Any picture among the records should be left out, please; retype the rest exactly.

>>>

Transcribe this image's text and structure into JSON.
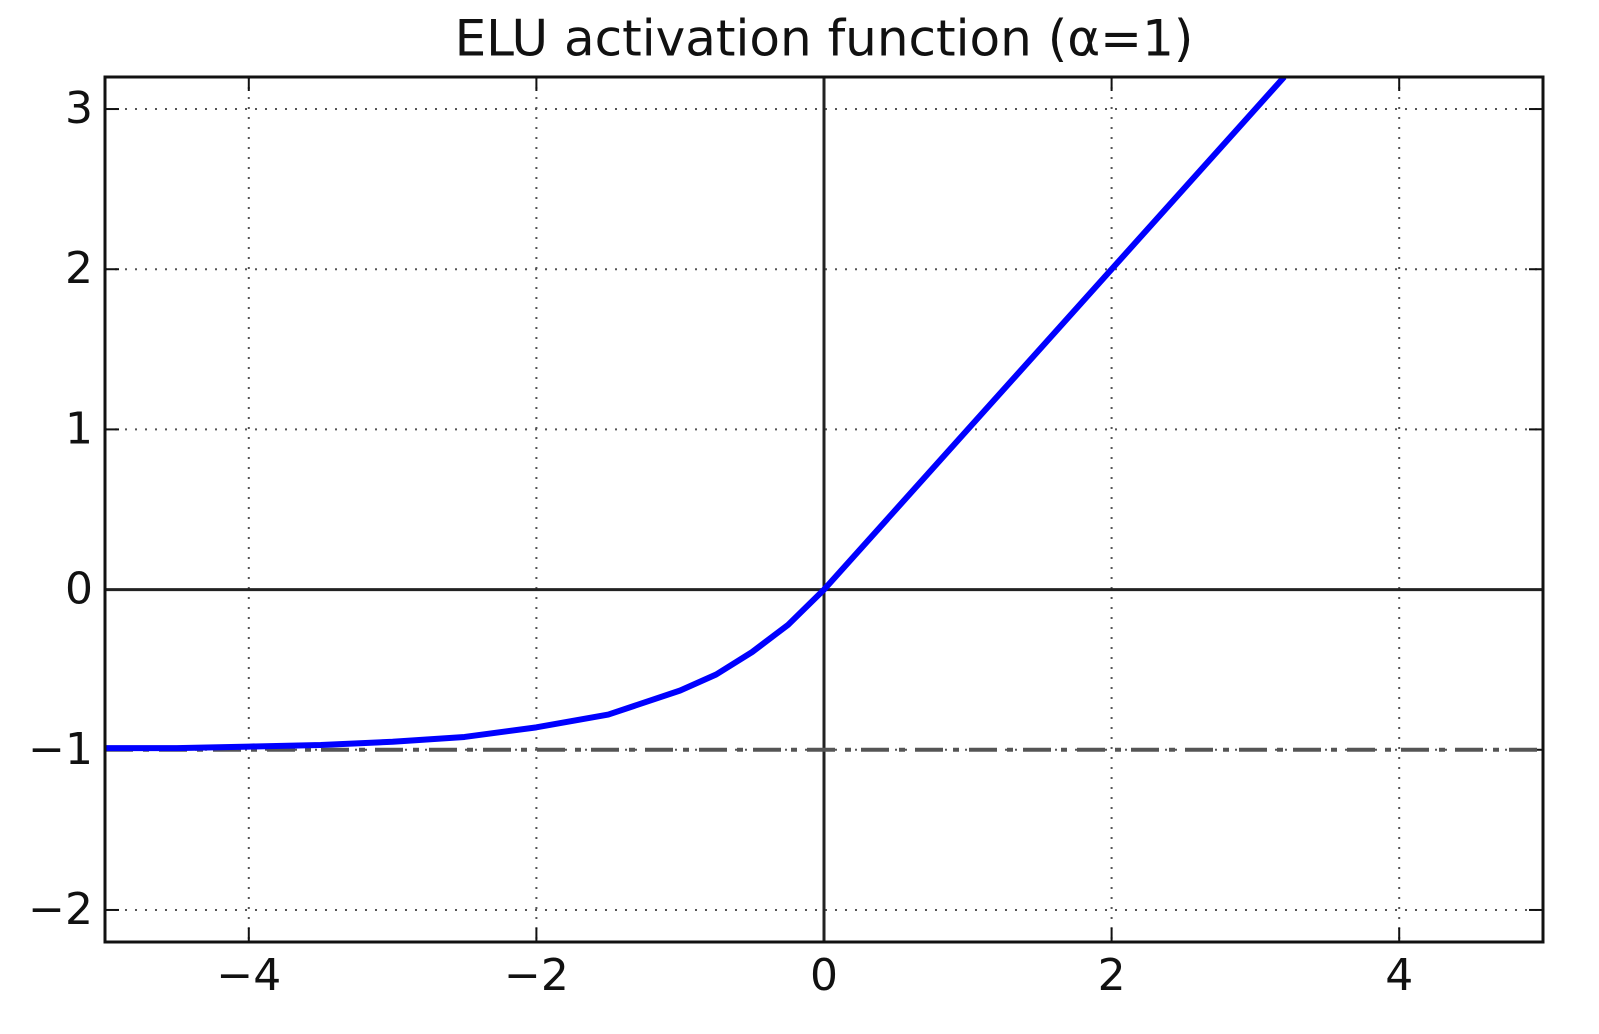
{
  "chart_data": {
    "type": "line",
    "title": "ELU activation function (α=1)",
    "x": [
      -5,
      -4.5,
      -4,
      -3.5,
      -3,
      -2.5,
      -2,
      -1.5,
      -1,
      -0.75,
      -0.5,
      -0.25,
      0,
      1,
      2,
      3.2
    ],
    "series": [
      {
        "color": "#0000ff",
        "values": [
          -0.99,
          -0.99,
          -0.98,
          -0.97,
          -0.95,
          -0.92,
          -0.86,
          -0.78,
          -0.63,
          -0.53,
          -0.39,
          -0.22,
          0,
          1,
          2,
          3.2
        ]
      }
    ],
    "xlim": [
      -5,
      5
    ],
    "ylim": [
      -2.2,
      3.2
    ],
    "xticks": [
      {
        "value": -4,
        "label": "−4"
      },
      {
        "value": -2,
        "label": "−2"
      },
      0,
      2,
      4
    ],
    "yticks": [
      {
        "value": -2,
        "label": "−2"
      },
      {
        "value": -1,
        "label": "−1"
      },
      0,
      1,
      2,
      3
    ],
    "grid": true,
    "axis_lines": {
      "x": 0,
      "y": 0
    },
    "reference_line": {
      "y": -1,
      "color": "#555555"
    }
  }
}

<<<

▶ _Task response_:
Transcribe this image's text and structure into JSON.
{
  "chart_data": {
    "type": "line",
    "title": "ELU activation function (α=1)",
    "x": [
      -5,
      -4.5,
      -4,
      -3.5,
      -3,
      -2.5,
      -2,
      -1.5,
      -1,
      -0.75,
      -0.5,
      -0.25,
      0,
      1,
      2,
      3.2
    ],
    "series": [
      {
        "color": "#0000ff",
        "values": [
          -0.99,
          -0.99,
          -0.98,
          -0.97,
          -0.95,
          -0.92,
          -0.86,
          -0.78,
          -0.63,
          -0.53,
          -0.39,
          -0.22,
          0,
          1,
          2,
          3.2
        ]
      }
    ],
    "xlim": [
      -5,
      5
    ],
    "ylim": [
      -2.2,
      3.2
    ],
    "xticks": [
      {
        "value": -4,
        "label": "−4"
      },
      {
        "value": -2,
        "label": "−2"
      },
      0,
      2,
      4
    ],
    "yticks": [
      {
        "value": -2,
        "label": "−2"
      },
      {
        "value": -1,
        "label": "−1"
      },
      0,
      1,
      2,
      3
    ],
    "grid": true,
    "axis_lines": {
      "x": 0,
      "y": 0
    },
    "reference_line": {
      "y": -1,
      "color": "#555555"
    }
  }
}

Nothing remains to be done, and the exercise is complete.